AIM: State the count of lines below in which the word "attacker" appears, and add nothing.

________________

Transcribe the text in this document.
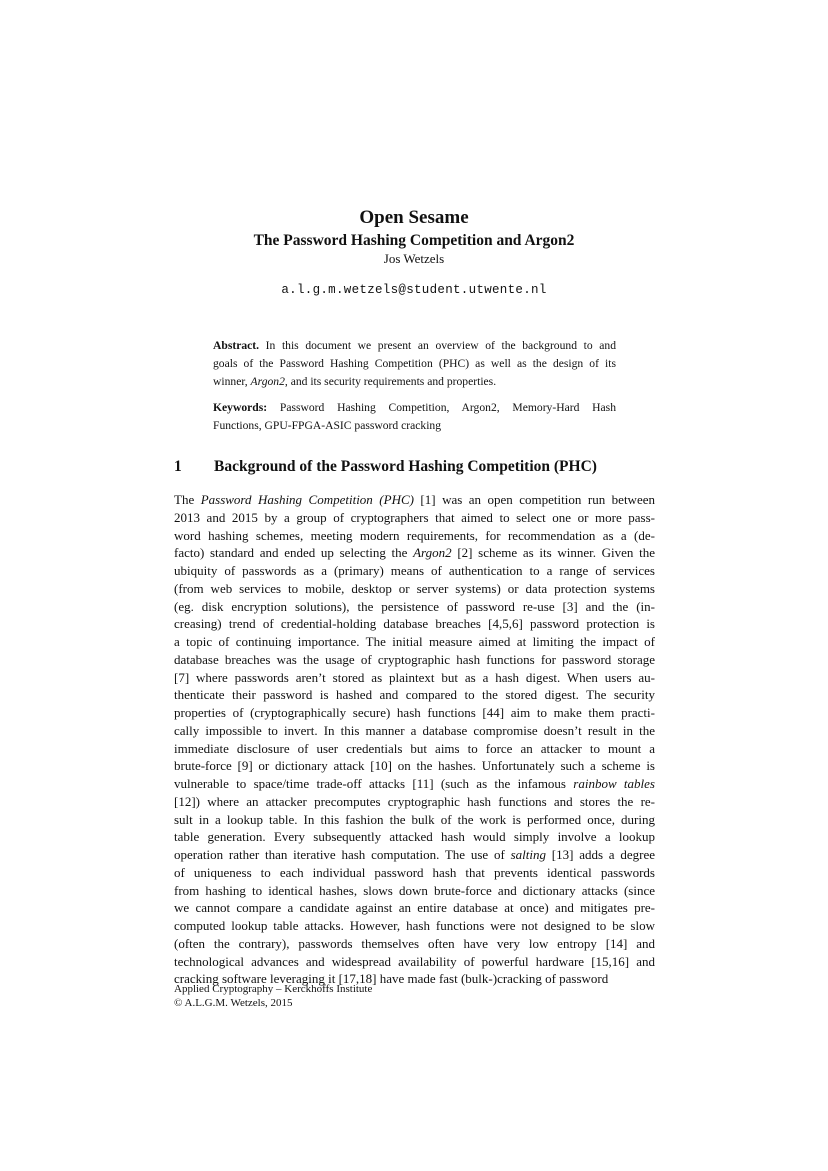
Open Sesame
The Password Hashing Competition and Argon2
Jos Wetzels
a.l.g.m.wetzels@student.utwente.nl
Abstract. In this document we present an overview of the background to and
goals of the Password Hashing Competition (PHC) as well as the design of its
winner, Argon2, and its security requirements and properties.
Keywords: Password Hashing Competition, Argon2, Memory-Hard Hash
Functions, GPU-FPGA-ASIC password cracking
1 Background of the Password Hashing Competition (PHC)
The Password Hashing Competition (PHC) [1] was an open competition run between
2013 and 2015 by a group of cryptographers that aimed to select one or more pass-
word hashing schemes, meeting modern requirements, for recommendation as a (de-
facto) standard and ended up selecting the Argon2 [2] scheme as its winner. Given the
ubiquity of passwords as a (primary) means of authentication to a range of services
(from web services to mobile, desktop or server systems) or data protection systems
(eg. disk encryption solutions), the persistence of password re-use [3] and the (in-
creasing) trend of credential-holding database breaches [4,5,6] password protection is
a topic of continuing importance. The initial measure aimed at limiting the impact of
database breaches was the usage of cryptographic hash functions for password storage
[7] where passwords aren’t stored as plaintext but as a hash digest. When users au-
thenticate their password is hashed and compared to the stored digest. The security
properties of (cryptographically secure) hash functions [44] aim to make them practi-
cally impossible to invert. In this manner a database compromise doesn’t result in the
immediate disclosure of user credentials but aims to force an attacker to mount a
brute-force [9] or dictionary attack [10] on the hashes. Unfortunately such a scheme is
vulnerable to space/time trade-off attacks [11] (such as the infamous rainbow tables
[12]) where an attacker precomputes cryptographic hash functions and stores the re-
sult in a lookup table. In this fashion the bulk of the work is performed once, during
table generation. Every subsequently attacked hash would simply involve a lookup
operation rather than iterative hash computation. The use of salting [13] adds a degree
of uniqueness to each individual password hash that prevents identical passwords
from hashing to identical hashes, slows down brute-force and dictionary attacks (since
we cannot compare a candidate against an entire database at once) and mitigates pre-
computed lookup table attacks. However, hash functions were not designed to be slow
(often the contrary), passwords themselves often have very low entropy [14] and
technological advances and widespread availability of powerful hardware [15,16] and
cracking software leveraging it [17,18] have made fast (bulk-)cracking of password
Applied Cryptography – Kerckhoffs Institute
© A.L.G.M. Wetzels, 2015
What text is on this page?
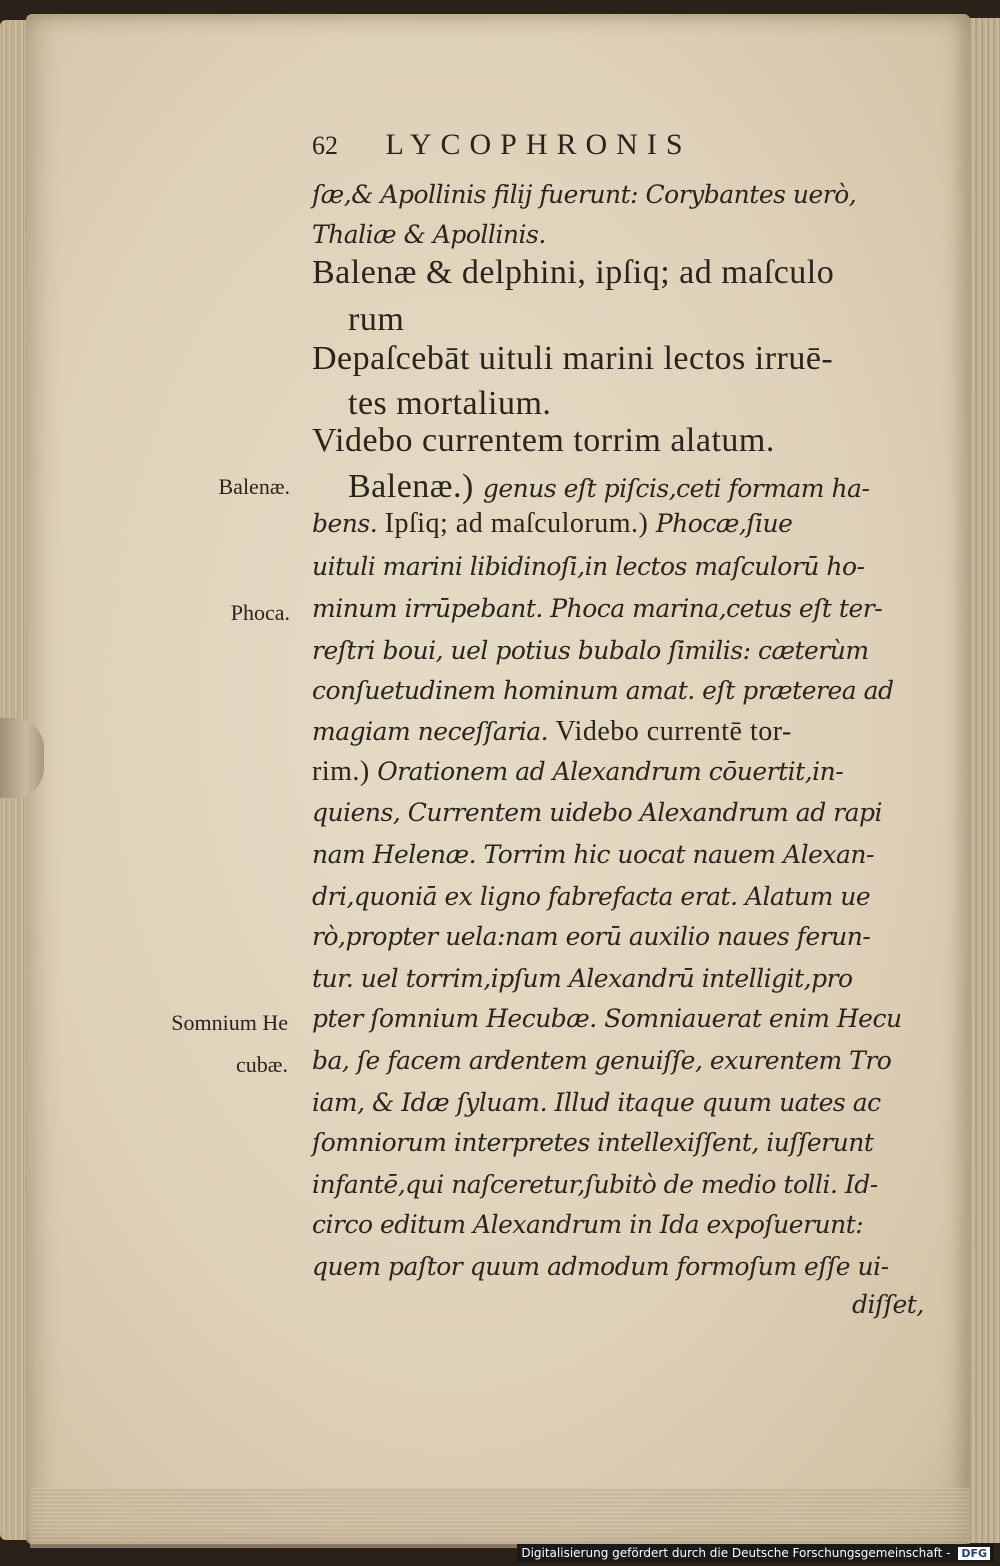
62 LYCOPHRONIS
ſæ,& Apollinis filij fuerunt: Corybantes uerò,
Thaliæ & Apollinis.
Balenæ & delphini, ipſiq; ad maſculo
rum
Depaſcebāt uituli marini lectos irruē-
tes mortalium.
Videbo currentem torrim alatum.
Balenæ.) genus eſt piſcis,ceti formam ha-
bens. Ipſiq; ad maſculorum.) Phocæ,ſiue
uituli marini libidinoſi,in lectos maſculorū ho-
minum irrūpebant. Phoca marina,cetus eſt ter-
reſtri boui, uel potius bubalo ſimilis: cæterùm
conſuetudinem hominum amat. eſt præterea ad
magiam neceſſaria. Videbo currentē tor-
rim.) Orationem ad Alexandrum cōuertit,in-
quiens, Currentem uidebo Alexandrum ad rapi
nam Helenæ. Torrim hic uocat nauem Alexan-
dri,quoniā ex ligno fabrefacta erat. Alatum ue
rò,propter uela:nam eorū auxilio naues ferun-
tur. uel torrim,ipſum Alexandrū intelligit,pro
pter ſomnium Hecubæ. Somniauerat enim Hecu
ba, ſe facem ardentem genuiſſe, exurentem Tro
iam, & Idæ ſyluam. Illud itaque quum uates ac
ſomniorum interpretes intellexiſſent, iuſſerunt
infantē,qui naſceretur,ſubitò de medio tolli. Id-
circo editum Alexandrum in Ida expoſuerunt:
quem paſtor quum admodum formoſum eſſe ui-
diſſet,
Balenæ.
Phoca.
Somnium He
cubæ.
Digitalisierung gefördert durch die Deutsche Forschungsgemeinschaft - DFG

________________

EXERCISE OUTPUT: 2